▸ **Exercise objective**: Each entry has to be copied exactly, with nothing missed.

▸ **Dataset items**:
═══
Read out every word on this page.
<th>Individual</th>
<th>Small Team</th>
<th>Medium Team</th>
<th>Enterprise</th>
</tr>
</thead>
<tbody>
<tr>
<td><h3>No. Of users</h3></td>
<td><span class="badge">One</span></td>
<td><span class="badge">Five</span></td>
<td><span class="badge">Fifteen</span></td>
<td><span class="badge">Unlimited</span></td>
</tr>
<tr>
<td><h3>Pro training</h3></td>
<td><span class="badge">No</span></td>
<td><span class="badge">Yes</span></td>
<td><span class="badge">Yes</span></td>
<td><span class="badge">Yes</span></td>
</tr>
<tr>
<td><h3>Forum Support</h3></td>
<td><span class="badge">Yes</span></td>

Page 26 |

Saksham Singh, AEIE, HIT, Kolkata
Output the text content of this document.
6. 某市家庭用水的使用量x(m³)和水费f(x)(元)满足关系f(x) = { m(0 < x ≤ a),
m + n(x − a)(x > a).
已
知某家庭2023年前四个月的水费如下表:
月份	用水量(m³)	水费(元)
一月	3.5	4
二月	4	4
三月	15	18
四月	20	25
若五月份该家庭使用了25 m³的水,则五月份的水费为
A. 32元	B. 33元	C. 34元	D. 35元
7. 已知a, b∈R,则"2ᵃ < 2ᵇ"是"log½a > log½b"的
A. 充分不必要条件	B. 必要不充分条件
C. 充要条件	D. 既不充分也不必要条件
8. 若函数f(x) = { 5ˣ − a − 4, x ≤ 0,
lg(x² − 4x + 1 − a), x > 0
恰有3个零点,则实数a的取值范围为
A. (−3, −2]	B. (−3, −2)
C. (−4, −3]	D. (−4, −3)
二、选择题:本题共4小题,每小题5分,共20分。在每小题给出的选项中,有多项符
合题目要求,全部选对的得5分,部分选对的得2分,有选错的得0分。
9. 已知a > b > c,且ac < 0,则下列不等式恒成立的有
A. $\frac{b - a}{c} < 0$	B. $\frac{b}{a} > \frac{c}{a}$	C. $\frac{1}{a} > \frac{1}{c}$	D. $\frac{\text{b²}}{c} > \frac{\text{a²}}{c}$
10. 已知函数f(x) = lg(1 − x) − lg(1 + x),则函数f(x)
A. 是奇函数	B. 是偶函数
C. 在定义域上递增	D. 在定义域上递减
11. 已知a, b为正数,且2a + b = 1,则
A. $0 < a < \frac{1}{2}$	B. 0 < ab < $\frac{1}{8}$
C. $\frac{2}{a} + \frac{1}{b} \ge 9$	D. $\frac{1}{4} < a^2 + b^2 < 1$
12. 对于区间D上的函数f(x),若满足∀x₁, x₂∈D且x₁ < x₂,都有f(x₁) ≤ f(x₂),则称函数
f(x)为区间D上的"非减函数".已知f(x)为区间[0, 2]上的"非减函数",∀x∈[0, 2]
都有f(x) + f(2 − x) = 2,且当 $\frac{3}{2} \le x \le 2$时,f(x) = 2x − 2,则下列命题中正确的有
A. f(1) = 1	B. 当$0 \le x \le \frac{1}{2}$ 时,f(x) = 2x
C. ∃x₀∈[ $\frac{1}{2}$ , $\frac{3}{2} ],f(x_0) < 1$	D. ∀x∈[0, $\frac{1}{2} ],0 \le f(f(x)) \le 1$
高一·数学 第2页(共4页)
═══
▸ **The solution**:
Read out every word on this page.
<th>Individual</th>
<th>Small Team</th>
<th>Medium Team</th>
<th>Enterprise</th>
</tr>
</thead>
<tbody>
<tr>
<td><h3>No. Of users</h3></td>
<td><span class="badge">One</span></td>
<td><span class="badge">Five</span></td>
<td><span class="badge">Fifteen</span></td>
<td><span class="badge">Unlimited</span></td>
</tr>
<tr>
<td><h3>Pro training</h3></td>
<td><span class="badge">No</span></td>
<td><span class="badge">Yes</span></td>
<td><span class="badge">Yes</span></td>
<td><span class="badge">Yes</span></td>
</tr>
<tr>
<td><h3>Forum Support</h3></td>
<td><span class="badge">Yes</span></td>

Page 26 |

Saksham Singh, AEIE, HIT, Kolkata
Output the text content of this document.
6. 某市家庭用水的使用量x(m³)和水费f(x)(元)满足关系f(x) = { m(0 < x ≤ a),
m + n(x − a)(x > a).
已
知某家庭2023年前四个月的水费如下表:
月份	用水量(m³)	水费(元)
一月	3.5	4
二月	4	4
三月	15	18
四月	20	25
若五月份该家庭使用了25 m³的水,则五月份的水费为
A. 32元	B. 33元	C. 34元	D. 35元
7. 已知a, b∈R,则"2ᵃ < 2ᵇ"是"log½a > log½b"的
A. 充分不必要条件	B. 必要不充分条件
C. 充要条件	D. 既不充分也不必要条件
8. 若函数f(x) = { 5ˣ − a − 4, x ≤ 0,
lg(x² − 4x + 1 − a), x > 0
恰有3个零点,则实数a的取值范围为
A. (−3, −2]	B. (−3, −2)
C. (−4, −3]	D. (−4, −3)
二、选择题:本题共4小题,每小题5分,共20分。在每小题给出的选项中,有多项符
合题目要求,全部选对的得5分,部分选对的得2分,有选错的得0分。
9. 已知a > b > c,且ac < 0,则下列不等式恒成立的有
A. $\frac{b - a}{c} < 0$	B. $\frac{b}{a} > \frac{c}{a}$	C. $\frac{1}{a} > \frac{1}{c}$	D. $\frac{\text{b²}}{c} > \frac{\text{a²}}{c}$
10. 已知函数f(x) = lg(1 − x) − lg(1 + x),则函数f(x)
A. 是奇函数	B. 是偶函数
C. 在定义域上递增	D. 在定义域上递减
11. 已知a, b为正数,且2a + b = 1,则
A. $0 < a < \frac{1}{2}$	B. 0 < ab < $\frac{1}{8}$
C. $\frac{2}{a} + \frac{1}{b} \ge 9$	D. $\frac{1}{4} < a^2 + b^2 < 1$
12. 对于区间D上的函数f(x),若满足∀x₁, x₂∈D且x₁ < x₂,都有f(x₁) ≤ f(x₂),则称函数
f(x)为区间D上的"非减函数".已知f(x)为区间[0, 2]上的"非减函数",∀x∈[0, 2]
都有f(x) + f(2 − x) = 2,且当 $\frac{3}{2} \le x \le 2$时,f(x) = 2x − 2,则下列命题中正确的有
A. f(1) = 1	B. 当$0 \le x \le \frac{1}{2}$ 时,f(x) = 2x
C. ∃x₀∈[ $\frac{1}{2}$ , $\frac{3}{2} ],f(x_0) < 1$	D. ∀x∈[0, $\frac{1}{2} ],0 \le f(f(x)) \le 1$
高一·数学 第2页(共4页)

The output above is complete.